All of the lines below are to be printed again exactly; images are excluded from the output.

### Records provided
===============

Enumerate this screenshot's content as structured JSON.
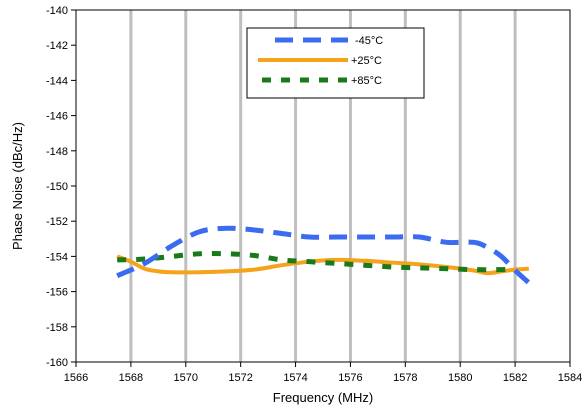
{
  "chart_data": {
    "type": "line",
    "title": "",
    "xlabel": "Frequency (MHz)",
    "ylabel": "Phase Noise (dBc/Hz)",
    "xlim": [
      1566,
      1584
    ],
    "ylim": [
      -160,
      -140
    ],
    "x_ticks": [
      1566,
      1568,
      1570,
      1572,
      1574,
      1576,
      1578,
      1580,
      1582,
      1584
    ],
    "y_ticks": [
      -160,
      -158,
      -156,
      -154,
      -152,
      -150,
      -148,
      -146,
      -144,
      -142,
      -140
    ],
    "x_tick_labels": [
      "1566",
      "1568",
      "1570",
      "1572",
      "1574",
      "1576",
      "1578",
      "1580",
      "1582",
      "1584"
    ],
    "y_tick_labels": [
      "-160",
      "-158",
      "-156",
      "-154",
      "-152",
      "-150",
      "-148",
      "-146",
      "-144",
      "-142",
      "-140"
    ],
    "grid": "vertical",
    "legend_position": "top-center",
    "series": [
      {
        "name": "-45°C",
        "color": "#3b6cf0",
        "dash": "long-dash",
        "x": [
          1567.5,
          1568.5,
          1569.5,
          1570.5,
          1571.5,
          1572.5,
          1573.5,
          1574.5,
          1575.5,
          1576.5,
          1577.5,
          1578.5,
          1579.5,
          1580.5,
          1581.0,
          1581.5,
          1582.0,
          1582.5
        ],
        "values": [
          -155.1,
          -154.4,
          -153.4,
          -152.6,
          -152.4,
          -152.5,
          -152.7,
          -152.9,
          -152.9,
          -152.9,
          -152.9,
          -152.9,
          -153.2,
          -153.2,
          -153.5,
          -154.0,
          -154.8,
          -155.5
        ]
      },
      {
        "name": "+25°C",
        "color": "#f5a31a",
        "dash": "solid",
        "x": [
          1567.5,
          1568.0,
          1568.5,
          1569.0,
          1569.5,
          1570.5,
          1571.5,
          1572.5,
          1573.5,
          1574.5,
          1575.5,
          1576.5,
          1577.5,
          1578.5,
          1579.5,
          1580.5,
          1581.0,
          1581.5,
          1582.0,
          1582.5
        ],
        "values": [
          -154.0,
          -154.3,
          -154.7,
          -154.85,
          -154.9,
          -154.9,
          -154.85,
          -154.75,
          -154.5,
          -154.3,
          -154.2,
          -154.25,
          -154.35,
          -154.45,
          -154.6,
          -154.8,
          -154.95,
          -154.85,
          -154.75,
          -154.7
        ]
      },
      {
        "name": "+85°C",
        "color": "#1a7a1a",
        "dash": "short-dash",
        "x": [
          1567.5,
          1568.5,
          1569.5,
          1570.5,
          1571.5,
          1572.5,
          1573.5,
          1574.5,
          1575.5,
          1576.5,
          1577.5,
          1578.5,
          1579.5,
          1580.5,
          1581.5,
          1582.0
        ],
        "values": [
          -154.2,
          -154.15,
          -154.0,
          -153.85,
          -153.85,
          -153.95,
          -154.2,
          -154.3,
          -154.4,
          -154.5,
          -154.6,
          -154.65,
          -154.7,
          -154.75,
          -154.75,
          -154.7
        ]
      }
    ]
  }
}
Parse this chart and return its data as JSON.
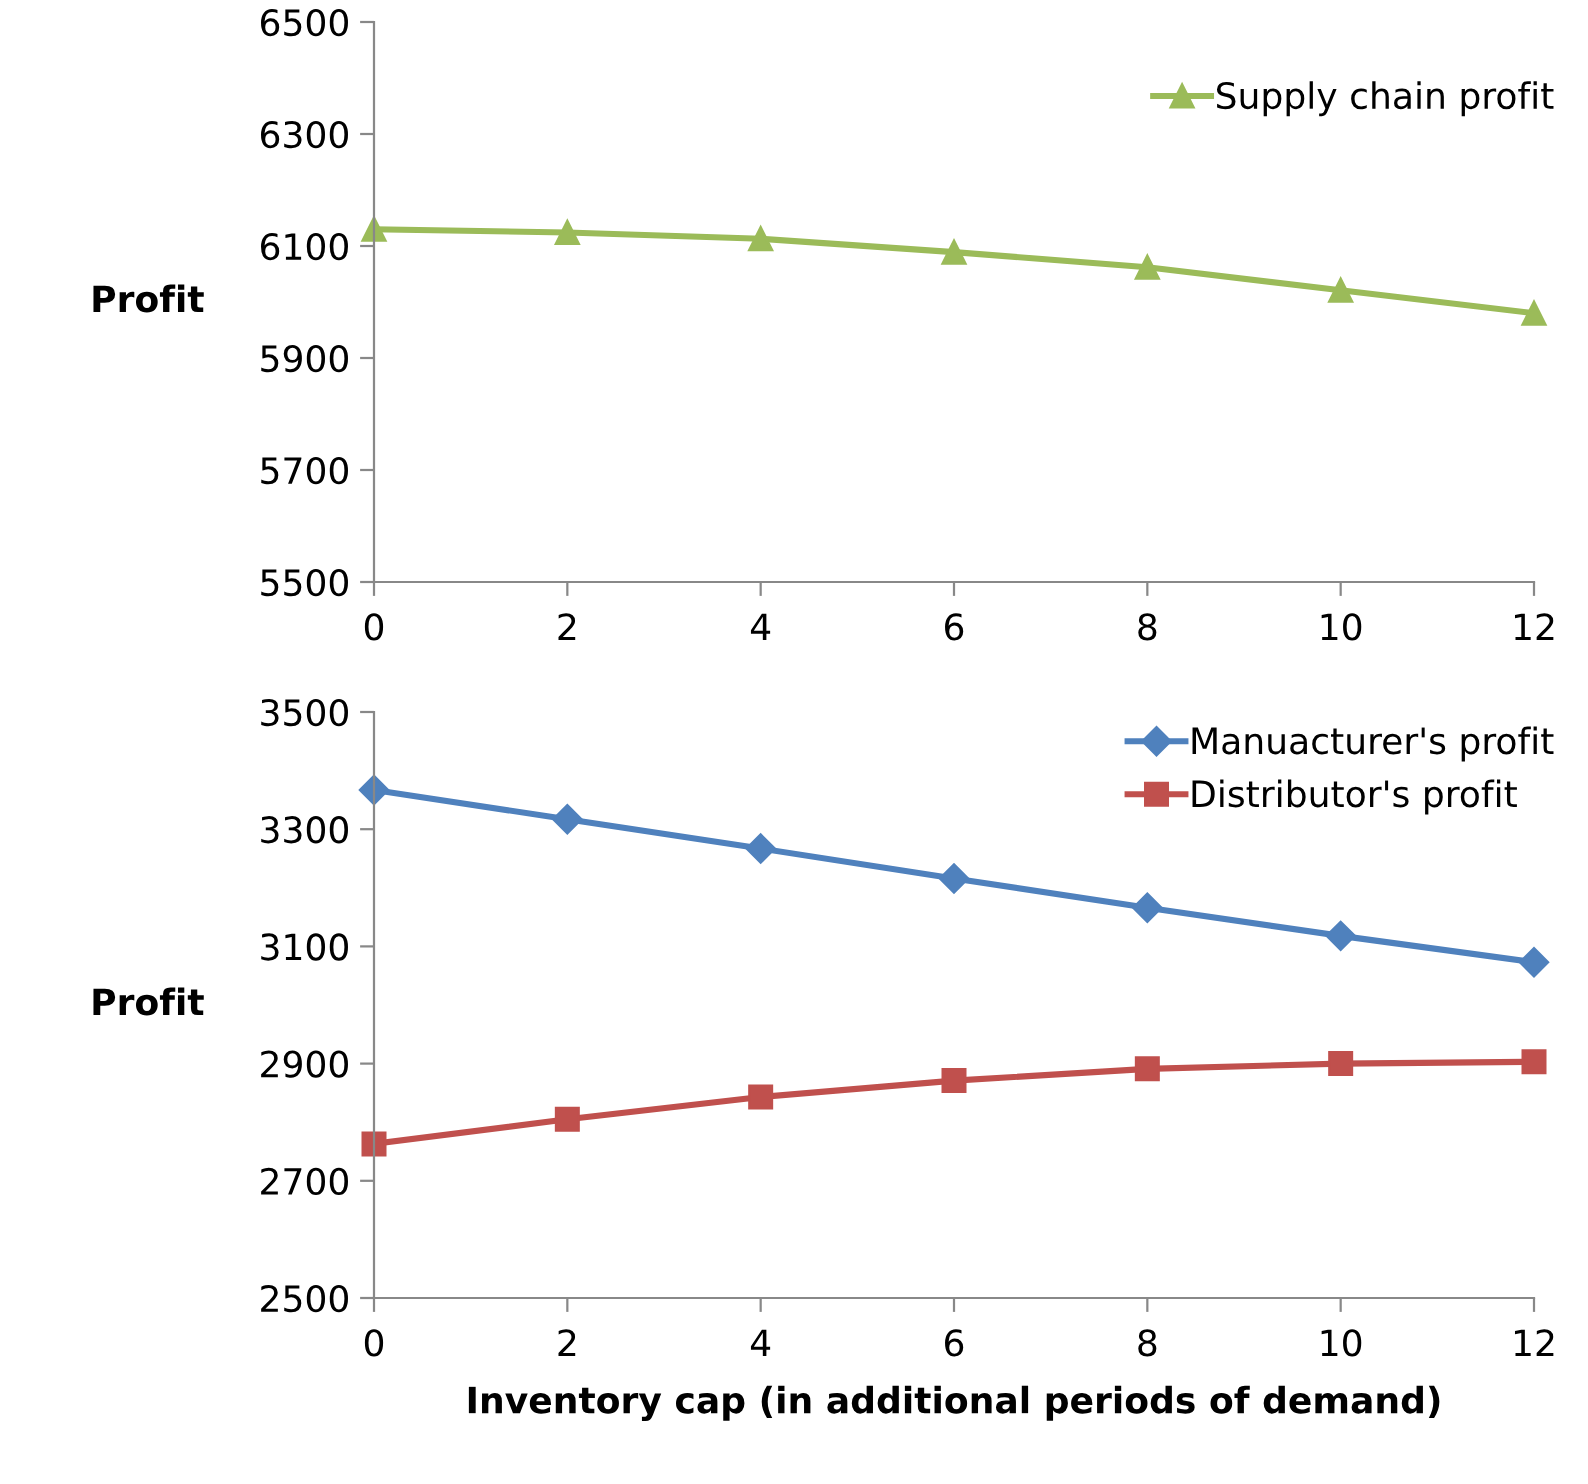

===============

### Worked answer
Enumerate this screenshot's content as structured JSON.
{
  "chart_data": {
    "type": "line",
    "title": "",
    "xlabel": "Frequency (MHz)",
    "ylabel": "Phase Noise (dBc/Hz)",
    "xlim": [
      1566,
      1584
    ],
    "ylim": [
      -160,
      -140
    ],
    "x_ticks": [
      1566,
      1568,
      1570,
      1572,
      1574,
      1576,
      1578,
      1580,
      1582,
      1584
    ],
    "y_ticks": [
      -160,
      -158,
      -156,
      -154,
      -152,
      -150,
      -148,
      -146,
      -144,
      -142,
      -140
    ],
    "x_tick_labels": [
      "1566",
      "1568",
      "1570",
      "1572",
      "1574",
      "1576",
      "1578",
      "1580",
      "1582",
      "1584"
    ],
    "y_tick_labels": [
      "-160",
      "-158",
      "-156",
      "-154",
      "-152",
      "-150",
      "-148",
      "-146",
      "-144",
      "-142",
      "-140"
    ],
    "grid": "vertical",
    "legend_position": "top-center",
    "series": [
      {
        "name": "-45°C",
        "color": "#3b6cf0",
        "dash": "long-dash",
        "x": [
          1567.5,
          1568.5,
          1569.5,
          1570.5,
          1571.5,
          1572.5,
          1573.5,
          1574.5,
          1575.5,
          1576.5,
          1577.5,
          1578.5,
          1579.5,
          1580.5,
          1581.0,
          1581.5,
          1582.0,
          1582.5
        ],
        "values": [
          -155.1,
          -154.4,
          -153.4,
          -152.6,
          -152.4,
          -152.5,
          -152.7,
          -152.9,
          -152.9,
          -152.9,
          -152.9,
          -152.9,
          -153.2,
          -153.2,
          -153.5,
          -154.0,
          -154.8,
          -155.5
        ]
      },
      {
        "name": "+25°C",
        "color": "#f5a31a",
        "dash": "solid",
        "x": [
          1567.5,
          1568.0,
          1568.5,
          1569.0,
          1569.5,
          1570.5,
          1571.5,
          1572.5,
          1573.5,
          1574.5,
          1575.5,
          1576.5,
          1577.5,
          1578.5,
          1579.5,
          1580.5,
          1581.0,
          1581.5,
          1582.0,
          1582.5
        ],
        "values": [
          -154.0,
          -154.3,
          -154.7,
          -154.85,
          -154.9,
          -154.9,
          -154.85,
          -154.75,
          -154.5,
          -154.3,
          -154.2,
          -154.25,
          -154.35,
          -154.45,
          -154.6,
          -154.8,
          -154.95,
          -154.85,
          -154.75,
          -154.7
        ]
      },
      {
        "name": "+85°C",
        "color": "#1a7a1a",
        "dash": "short-dash",
        "x": [
          1567.5,
          1568.5,
          1569.5,
          1570.5,
          1571.5,
          1572.5,
          1573.5,
          1574.5,
          1575.5,
          1576.5,
          1577.5,
          1578.5,
          1579.5,
          1580.5,
          1581.5,
          1582.0
        ],
        "values": [
          -154.2,
          -154.15,
          -154.0,
          -153.85,
          -153.85,
          -153.95,
          -154.2,
          -154.3,
          -154.4,
          -154.5,
          -154.6,
          -154.65,
          -154.7,
          -154.75,
          -154.75,
          -154.7
        ]
      }
    ]
  }
}
Parse this chart and return its data as JSON.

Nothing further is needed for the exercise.